◆ **RECORDS SUPPLIED**:
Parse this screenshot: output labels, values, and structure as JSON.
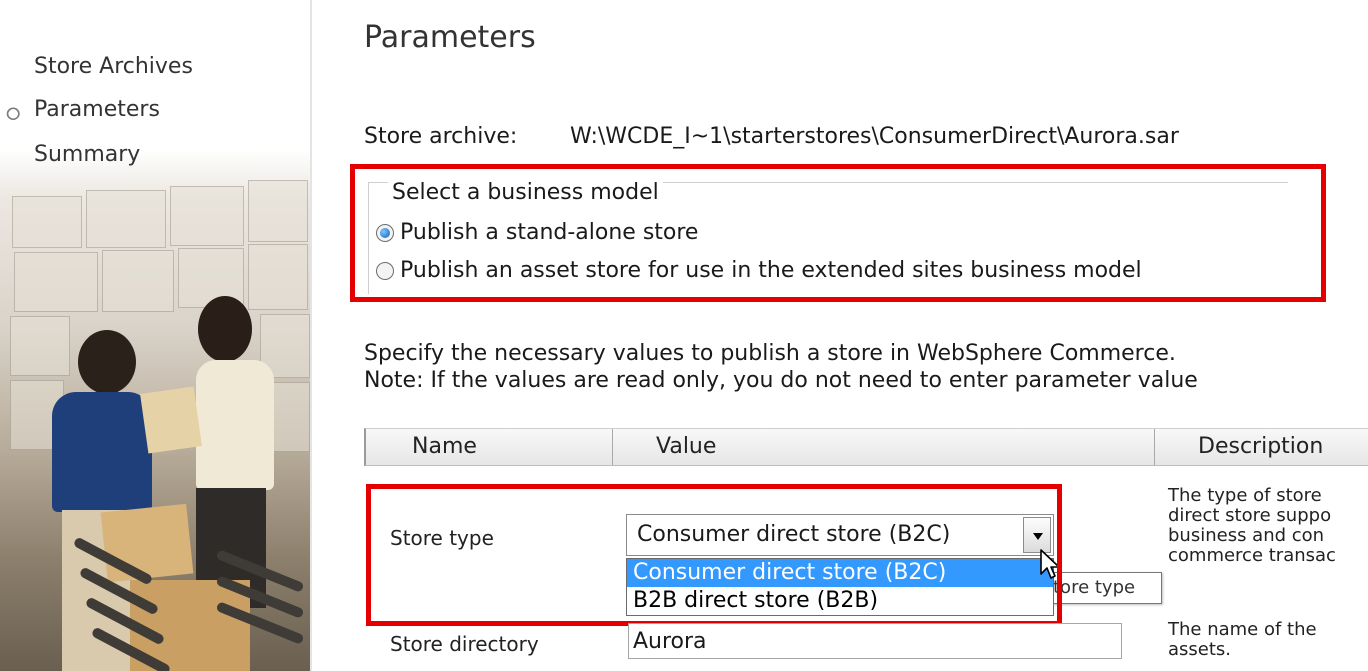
{
  "sidebar": {
    "items": [
      {
        "label": "Store Archives"
      },
      {
        "label": "Parameters"
      },
      {
        "label": "Summary"
      }
    ]
  },
  "main": {
    "title": "Parameters",
    "archive": {
      "label": "Store archive:",
      "path": "W:\\WCDE_I~1\\starterstores\\ConsumerDirect\\Aurora.sar"
    },
    "business_model": {
      "legend": "Select a business model",
      "options": [
        {
          "label": "Publish a stand-alone store",
          "checked": true
        },
        {
          "label": "Publish an asset store for use in the extended sites business model",
          "checked": false
        }
      ]
    },
    "instructions": [
      "Specify the necessary values to publish a store in WebSphere Commerce.",
      "Note: If the values are read only, you do not need to enter parameter value"
    ],
    "table": {
      "headers": {
        "name": "Name",
        "value": "Value",
        "description": "Description"
      },
      "rows": [
        {
          "name": "Store type",
          "value": "Consumer direct store (B2C)",
          "options": [
            "Consumer direct store (B2C)",
            "B2B direct store (B2B)"
          ],
          "tooltip": "tore type",
          "description": [
            "The type of store",
            "direct store suppo",
            "business and con",
            "commerce transac"
          ]
        },
        {
          "name": "Store directory",
          "value": "Aurora",
          "description": [
            "The name of the",
            "assets."
          ]
        }
      ]
    }
  },
  "colors": {
    "highlight": "#e40000",
    "selection": "#3399ff"
  },
  "icons": {
    "nav_current": "arrow-icon",
    "dropdown": "chevron-down-icon",
    "pointer": "mouse-cursor-icon"
  }
}
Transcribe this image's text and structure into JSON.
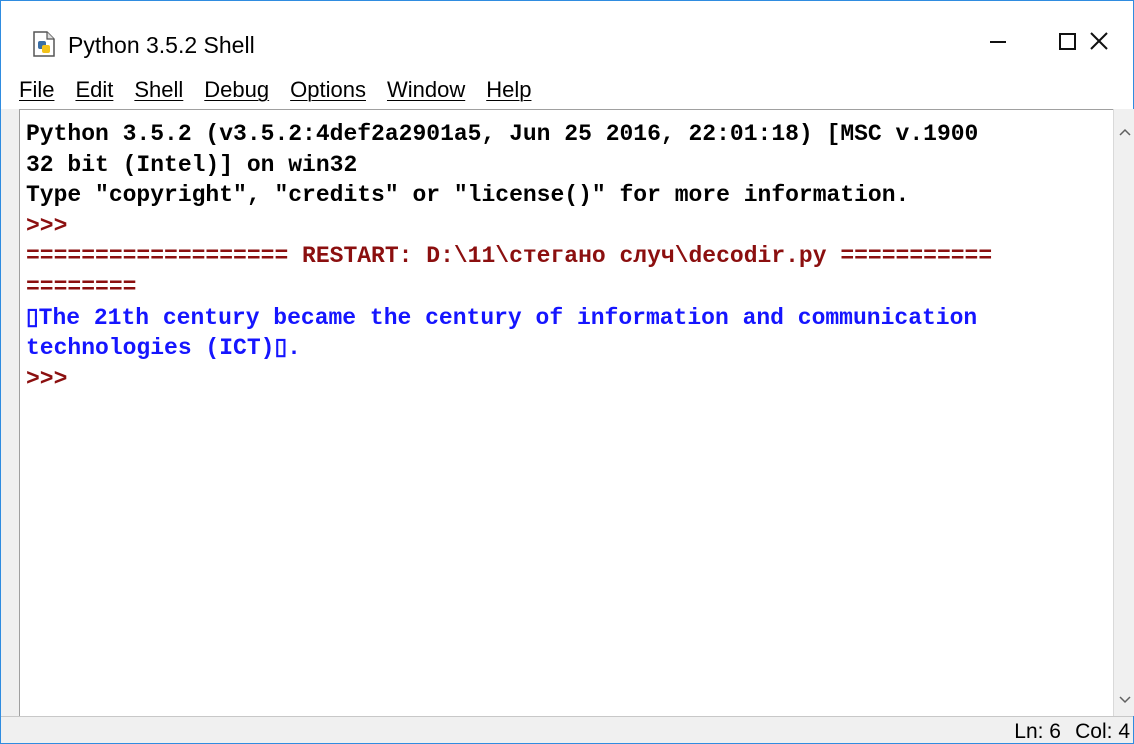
{
  "window": {
    "title": "Python 3.5.2 Shell",
    "icon": "python-file-icon"
  },
  "menubar": {
    "items": [
      "File",
      "Edit",
      "Shell",
      "Debug",
      "Options",
      "Window",
      "Help"
    ]
  },
  "shell": {
    "lines": [
      "Python 3.5.2 (v3.5.2:4def2a2901a5, Jun 25 2016, 22:01:18) [MSC v.1900",
      "32 bit (Intel)] on win32",
      "Type \"copyright\", \"credits\" or \"license()\" for more information.",
      ">>>",
      "=================== RESTART: D:\\11\\стегано случ\\decodir.py ===========",
      "========",
      "▯The 21th century became the century of information and communication",
      "technologies (ICT)▯.",
      ">>>"
    ]
  },
  "statusbar": {
    "line": "Ln: 6",
    "col": "Col: 4"
  },
  "colors": {
    "window_border": "#2f8ce0",
    "output_blue": "#1515ff",
    "prompt": "#8b0f0f"
  }
}
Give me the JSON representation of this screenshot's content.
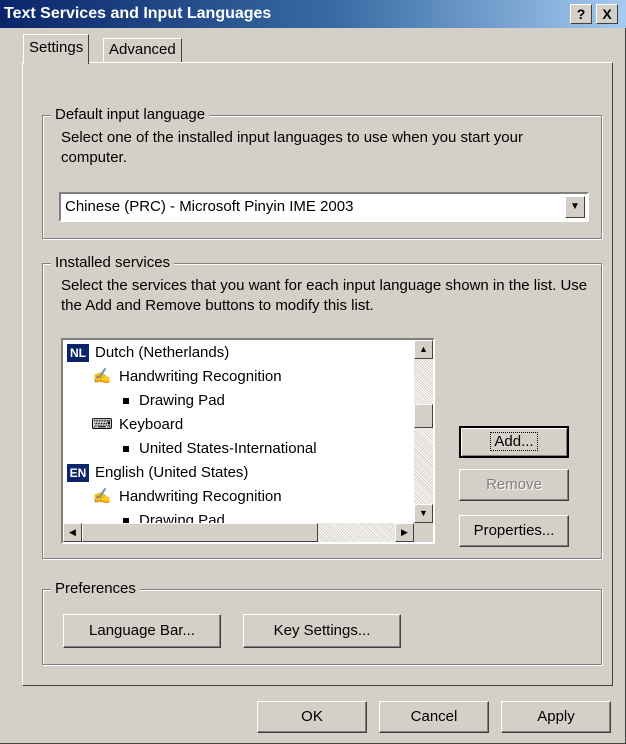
{
  "window": {
    "title": "Text Services and Input Languages",
    "help_btn": "?",
    "close_btn": "X"
  },
  "tabs": [
    {
      "label": "Settings",
      "active": true
    },
    {
      "label": "Advanced",
      "active": false
    }
  ],
  "default_input": {
    "legend": "Default input language",
    "description": "Select one of the installed input languages to use when you start your computer.",
    "selected": "Chinese (PRC) - Microsoft Pinyin IME 2003"
  },
  "installed_services": {
    "legend": "Installed services",
    "description": "Select the services that you want for each input language shown in the list. Use the Add and Remove buttons to modify this list.",
    "items": [
      {
        "type": "language",
        "code": "NL",
        "label": "Dutch (Netherlands)"
      },
      {
        "type": "service",
        "icon": "pen-icon",
        "label": "Handwriting Recognition"
      },
      {
        "type": "sub",
        "label": "Drawing Pad"
      },
      {
        "type": "service",
        "icon": "keyboard-icon",
        "label": "Keyboard"
      },
      {
        "type": "sub",
        "label": "United States-International"
      },
      {
        "type": "language",
        "code": "EN",
        "label": "English (United States)"
      },
      {
        "type": "service",
        "icon": "pen-icon",
        "label": "Handwriting Recognition"
      },
      {
        "type": "sub",
        "label": "Drawing Pad"
      }
    ],
    "add_label": "Add...",
    "remove_label": "Remove",
    "properties_label": "Properties..."
  },
  "preferences": {
    "legend": "Preferences",
    "language_bar_label": "Language Bar...",
    "key_settings_label": "Key Settings..."
  },
  "footer": {
    "ok_label": "OK",
    "cancel_label": "Cancel",
    "apply_label": "Apply"
  }
}
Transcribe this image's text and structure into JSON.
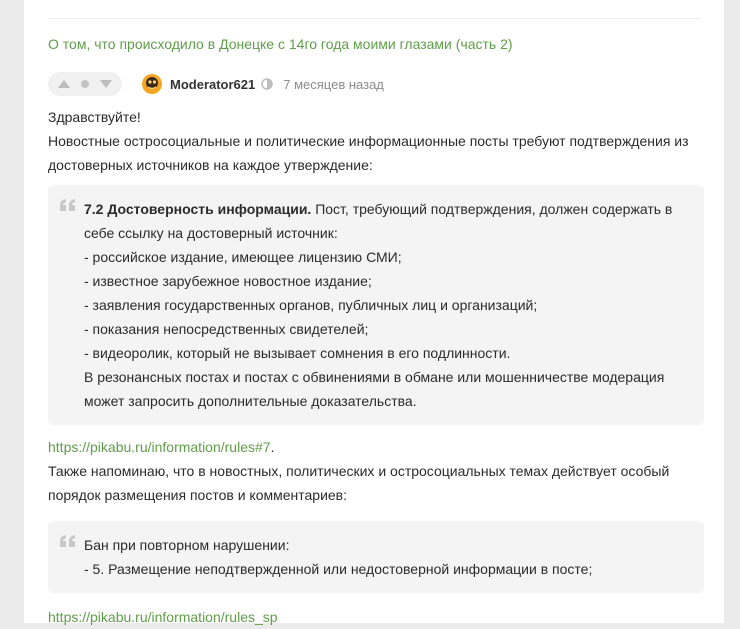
{
  "post": {
    "title_link": "О том, что происходило в Донецке с 14го года моими глазами (часть 2)"
  },
  "comment": {
    "author": "Moderator621",
    "time": "7 месяцев назад",
    "greeting": "Здравствуйте!",
    "intro": "Новостные остросоциальные и политические информационные посты требуют подтверждения из достоверных источников на каждое утверждение:",
    "quote1": {
      "bold": "7.2 Достоверность информации.",
      "lead": " Пост, требующий подтверждения, должен содержать в себе ссылку на достоверный источник:",
      "items": [
        "- российское издание, имеющее лицензию СМИ;",
        "- известное зарубежное новостное издание;",
        "- заявления государственных органов, публичных лиц и организаций;",
        "- показания непосредственных свидетелей;",
        "- видеоролик, который не вызывает сомнения в его подлинности."
      ],
      "closing": "В резонансных постах и постах с обвинениями в обмане или мошенничестве модерация может запросить дополнительные доказательства."
    },
    "link1": "https://pikabu.ru/information/rules#7",
    "link1_suffix": ".",
    "reminder": "Также напоминаю, что в новостных, политических и остросоциальных темах действует особый порядок размещения постов и комментариев:",
    "quote2": {
      "line1": "Бан при повторном нарушении:",
      "line2": "- 5. Размещение неподтвержденной или недостоверной информации в посте;"
    },
    "link2": "https://pikabu.ru/information/rules_sp"
  },
  "icons": {
    "upvote": "triangle-up-icon",
    "downvote": "triangle-down-icon",
    "rating": "dot-icon",
    "status": "moderator-status-icon",
    "quote": "quote-icon"
  },
  "colors": {
    "link": "#5f9e48",
    "quote_bg": "#f4f4f4",
    "vote_bg": "#f1f1f1",
    "icon_gray": "#bdbdbd"
  }
}
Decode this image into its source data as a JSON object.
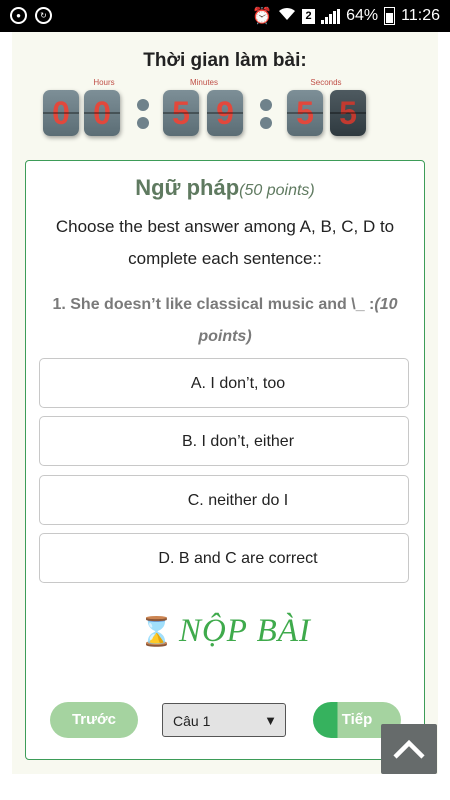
{
  "status_bar": {
    "left_icons": [
      "account-icon",
      "sync-icon"
    ],
    "right_icons": [
      "alarm-icon",
      "wifi-icon",
      "sim-2-icon",
      "signal-icon",
      "battery-icon"
    ],
    "sim_label": "2",
    "battery": "64%",
    "time": "11:26"
  },
  "timer": {
    "title": "Thời gian làm bài:",
    "hours_label": "Hours",
    "minutes_label": "Minutes",
    "seconds_label": "Seconds",
    "digits": [
      "0",
      "0",
      "5",
      "9",
      "5",
      "5"
    ],
    "digit_color": "#e2483c"
  },
  "section": {
    "name": "Ngữ pháp",
    "points": "(50 points)",
    "instruction": "Choose the best answer among A, B, C, D to complete each sentence::"
  },
  "question": {
    "text": "1. She doesn’t like classical music and \\_ :",
    "points": "(10 points)"
  },
  "options": [
    {
      "label": "A. I don’t, too"
    },
    {
      "label": "B. I don’t, either"
    },
    {
      "label": "C. neither do I"
    },
    {
      "label": "D. B and C are correct"
    }
  ],
  "submit": {
    "icon": "hourglass-icon",
    "label": "NỘP BÀI"
  },
  "nav": {
    "prev": "Trước",
    "select_value": "Câu 1",
    "next": "Tiếp"
  },
  "colors": {
    "accent_green": "#3faa4c",
    "border_green": "#3d9c58",
    "section_title": "#5f7a60"
  },
  "scroll_top_icon": "chevron-up-icon"
}
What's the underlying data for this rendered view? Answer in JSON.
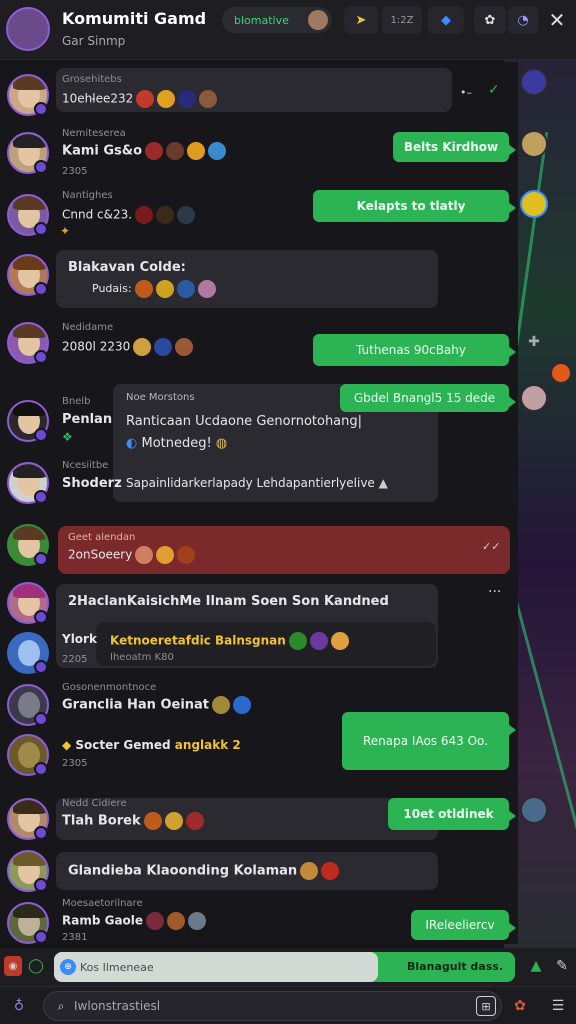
{
  "header": {
    "title": "Komumiti Gamd",
    "subtitle": "Gar Sinmp",
    "pill_label": "blomative",
    "count_label": "1:2Z"
  },
  "messages": [
    {
      "username": "Grosehitebs",
      "text": "10ehl̵ee232",
      "bubble": ""
    },
    {
      "username": "Nemiteserea",
      "text": "Kami Gs&o",
      "time": "2305",
      "bubble": "Belts Kirdhow"
    },
    {
      "username": "Nantighes",
      "text": "Cnnd c&23.",
      "bubble": "Kelapts to tlatly"
    },
    {
      "username": "",
      "text": "Blakavan Colde:",
      "sub": "Pudais:",
      "bubble": ""
    },
    {
      "username": "Nedidame",
      "text": "2080l 2230",
      "bubble": "Tuthenas 90cBahy"
    },
    {
      "username": "Bnelb",
      "text": "Penlan",
      "bubble": "Gbdel Bnangl5 15 dede"
    },
    {
      "username": "Ncesiitbe",
      "text": "Shoderz",
      "bubble": ""
    },
    {
      "username": "Geet alendan",
      "text": "2onSoeery",
      "bubble": ""
    },
    {
      "username": "",
      "text": "2HaclanKaisichMe Ilnam Soen Son Kandned",
      "bubble": ""
    },
    {
      "username": "Ylork",
      "text": "2205",
      "bubble": ""
    },
    {
      "username": "Gosonenmontnoce",
      "text": "Granclia Han Oeinat",
      "bubble": ""
    },
    {
      "username": "",
      "text": "Socter Gemed",
      "time": "2305",
      "bubble": "Renapa IAos 643 Oo."
    },
    {
      "username": "Nedd Cidiere",
      "text": "Tlah Borek",
      "bubble": "10et otldinek"
    },
    {
      "username": "",
      "text": "Glandieba Klaoonding Kolaman",
      "bubble": ""
    },
    {
      "username": "Moesaetorilnare",
      "text": "Ramb Gaole",
      "time": "2381",
      "bubble": "IReleeliercv"
    }
  ],
  "cards": {
    "quote_title": "Noe Morstons",
    "quote_line1": "Ranticaan Ucdaone Genornotohang|",
    "quote_line2": "Motnedeg!",
    "quote_line3": "Sapainlidarkerlapady Lehdapantierlyelive",
    "nested_text": "Ketnoeretafdic Balnsgnan",
    "nested_sub": "Iheoatm K80",
    "highlight": "anglakk 2"
  },
  "compose": {
    "placeholder": "Kos Ilmeneae",
    "send_label": "Blanagult dass."
  },
  "search": {
    "placeholder": "Iwlonstrastiesl"
  },
  "colors": {
    "accent_green": "#2cb454",
    "accent_purple": "#8e5cd6",
    "alert_red": "#7a2a2a"
  }
}
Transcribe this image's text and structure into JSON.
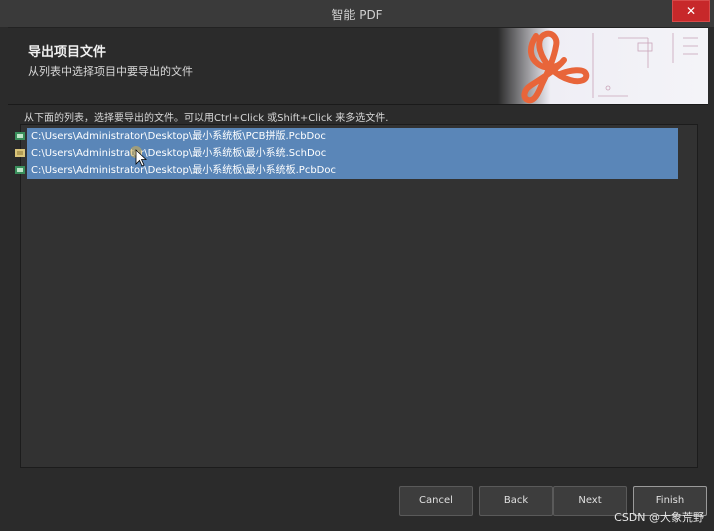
{
  "window": {
    "title": "智能 PDF",
    "close_label": "✕"
  },
  "header": {
    "title": "导出项目文件",
    "subtitle": "从列表中选择项目中要导出的文件"
  },
  "hint": "从下面的列表，选择要导出的文件。可以用Ctrl+Click 或Shift+Click 来多选文件.",
  "files": [
    {
      "path": "C:\\Users\\Administrator\\Desktop\\最小系统板\\PCB拼版.PcbDoc",
      "icon": "pcb-doc-icon"
    },
    {
      "path": "C:\\Users\\Administrator\\Desktop\\最小系统板\\最小系统.SchDoc",
      "icon": "sch-doc-icon"
    },
    {
      "path": "C:\\Users\\Administrator\\Desktop\\最小系统板\\最小系统板.PcbDoc",
      "icon": "pcb-doc-icon"
    }
  ],
  "buttons": {
    "cancel": "Cancel",
    "back": "Back",
    "next": "Next",
    "finish": "Finish"
  },
  "watermark": "CSDN @大象荒野",
  "colors": {
    "selection": "#5a86b8",
    "close": "#c7282a",
    "accent": "#e8653a"
  }
}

◆ **OBJECTIVE**: Which lines hold the word "highlight"? Show each one.

◆ **THE OUTPUT**:
    "highlight": "#e40000",
    "highlight": "anglakk 2"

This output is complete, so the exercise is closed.